*Problem statement*. Write out each entry again. Keep every word exactly as it is.

*Input rows*.

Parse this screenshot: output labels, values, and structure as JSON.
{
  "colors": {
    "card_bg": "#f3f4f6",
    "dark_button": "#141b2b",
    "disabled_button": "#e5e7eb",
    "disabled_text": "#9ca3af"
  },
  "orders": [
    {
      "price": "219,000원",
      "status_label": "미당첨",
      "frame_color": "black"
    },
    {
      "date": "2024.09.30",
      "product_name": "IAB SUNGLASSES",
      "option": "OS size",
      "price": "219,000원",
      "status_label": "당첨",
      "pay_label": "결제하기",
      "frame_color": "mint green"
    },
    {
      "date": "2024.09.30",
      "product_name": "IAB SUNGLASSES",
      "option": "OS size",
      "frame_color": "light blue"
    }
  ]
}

*Task result*.
Parse this screenshot: output labels, values, and structure as JSON.
{
  "colors": {
    "card_bg": "#f3f4f6",
    "dark_button": "#141b2b",
    "disabled_button": "#e5e7eb",
    "disabled_text": "#9ca3af"
  },
  "orders": [
    {
      "price": "219,000원",
      "status_label": "미당첨",
      "frame_color": "black"
    },
    {
      "date": "2024.09.30",
      "product_name": "IAB SUNGLASSES",
      "option": "OS size",
      "price": "219,000원",
      "status_label": "당첨",
      "pay_label": "결제하기",
      "frame_color": "mint green"
    },
    {
      "date": "2024.09.30",
      "product_name": "IAB SUNGLASSES",
      "option": "OS size",
      "frame_color": "light blue"
    }
  ]
}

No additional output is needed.